══ Supplied material

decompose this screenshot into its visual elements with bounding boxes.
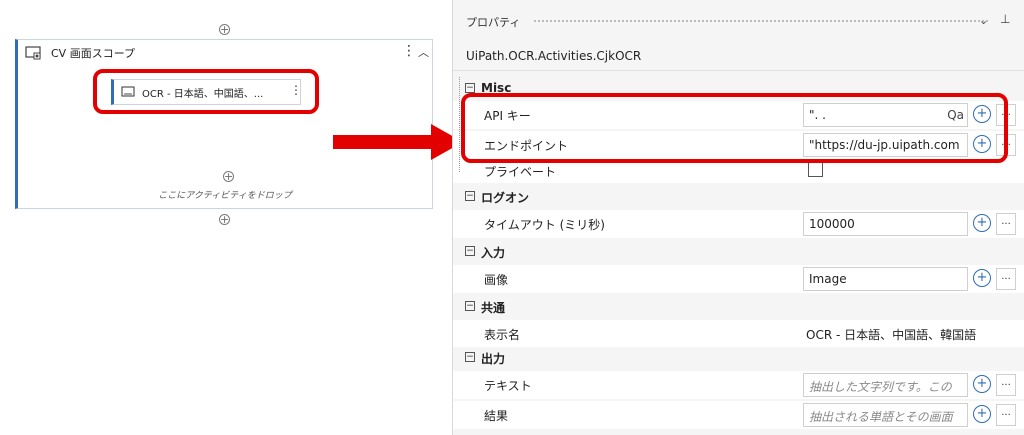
ocr-activity-card[interactable]: OCR - 日本語、中国語、... ⋮ [111,79,302,105]
property-name: タイムアウト (ミリ秒) [484,218,605,232]
scope-header: CV 画面スコープ ⋮ ︿ [18,40,432,68]
screen-scope-icon [25,46,41,60]
properties-highlight-frame [461,93,1008,163]
properties-header: プロパティ ⌄ ⊥ [453,0,1024,36]
category-output[interactable]: − 出力 [453,347,1024,369]
scope-title: CV 画面スコープ [51,47,136,60]
property-name: 結果 [484,409,509,423]
add-variable-icon[interactable]: + [973,405,991,423]
category-common[interactable]: − 共通 [453,296,1024,318]
image-input[interactable]: Image [803,267,968,291]
pin-icon[interactable]: ⊥ [1000,12,1010,26]
ocr-icon [121,86,135,97]
category-label: ログオン [481,191,530,205]
property-name: 表示名 [484,328,521,342]
property-name: 画像 [484,273,509,287]
drag-grip[interactable] [533,19,989,24]
category-logon[interactable]: − ログオン [453,186,1024,208]
properties-title: プロパティ [466,16,521,29]
property-row-display-name: 表示名 OCR - 日本語、中国語、韓国語 [453,320,1024,348]
timeout-input[interactable]: 100000 [803,212,968,236]
collapse-toggle-icon[interactable]: − [465,191,475,201]
property-row-result: 結果 抽出される単語とその画面 + ... [453,401,1024,429]
display-name-input[interactable]: OCR - 日本語、中国語、韓国語 [806,326,976,343]
result-output-input[interactable]: 抽出される単語とその画面 [803,403,968,427]
properties-panel: プロパティ ⌄ ⊥ UiPath.OCR.Activities.CjkOCR −… [452,0,1024,435]
insert-activity-top-icon[interactable]: + [219,24,230,35]
scope-menu-icon[interactable]: ⋮ [402,43,416,59]
more-options-button[interactable]: ... [996,404,1016,426]
category-label: 共通 [481,301,506,315]
property-name: テキスト [484,379,532,393]
red-arrow-icon [333,124,463,160]
property-row-image: 画像 Image + ... [453,265,1024,293]
insert-activity-bottom-icon[interactable]: + [219,214,230,225]
drop-activity-hint: ここにアクティビティをドロップ [158,191,292,201]
property-name: プライベート [484,165,557,179]
add-variable-icon[interactable]: + [973,214,991,232]
category-input[interactable]: − 入力 [453,241,1024,263]
more-options-button[interactable]: ... [996,268,1016,290]
category-label: 入力 [481,246,506,260]
collapse-icon[interactable]: ︿ [418,44,429,60]
private-checkbox[interactable] [808,162,823,177]
category-label: 出力 [481,352,506,366]
add-variable-icon[interactable]: + [973,375,991,393]
ocr-menu-icon[interactable]: ⋮ [290,83,302,97]
collapse-toggle-icon[interactable]: − [465,301,475,311]
more-options-button[interactable]: ... [996,374,1016,396]
ocr-activity-label: OCR - 日本語、中国語、... [142,89,264,100]
activity-class-name: UiPath.OCR.Activities.CjkOCR [466,49,642,63]
collapse-toggle-icon[interactable]: − [465,352,475,362]
property-row-text: テキスト 抽出した文字列です。この + ... [453,371,1024,399]
divider [453,70,1024,71]
more-options-button[interactable]: ... [996,213,1016,235]
property-row-timeout: タイムアウト (ミリ秒) 100000 + ... [453,210,1024,238]
chevron-down-icon[interactable]: ⌄ [979,14,988,27]
insert-activity-inner-icon[interactable]: + [223,171,234,182]
text-output-input[interactable]: 抽出した文字列です。この [803,373,968,397]
add-variable-icon[interactable]: + [973,269,991,287]
collapse-toggle-icon[interactable]: − [465,246,475,256]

════

Please print everything in the items from the line that contains "ocr-activity-card[interactable]: OCR - 日本語、中国語、..." down to the line that contains "properties-header: プロパティ ⌄ ⊥ [453,0,1024,36]", including both of those lines, with each line unchanged.

▶ **Output**:
ocr-activity-card[interactable]: OCR - 日本語、中国語、... ⋮ [111,79,302,105]
property-name: タイムアウト (ミリ秒) [484,218,605,232]
scope-header: CV 画面スコープ ⋮ ︿ [18,40,432,68]
screen-scope-icon [25,46,41,60]
properties-highlight-frame [461,93,1008,163]
properties-header: プロパティ ⌄ ⊥ [453,0,1024,36]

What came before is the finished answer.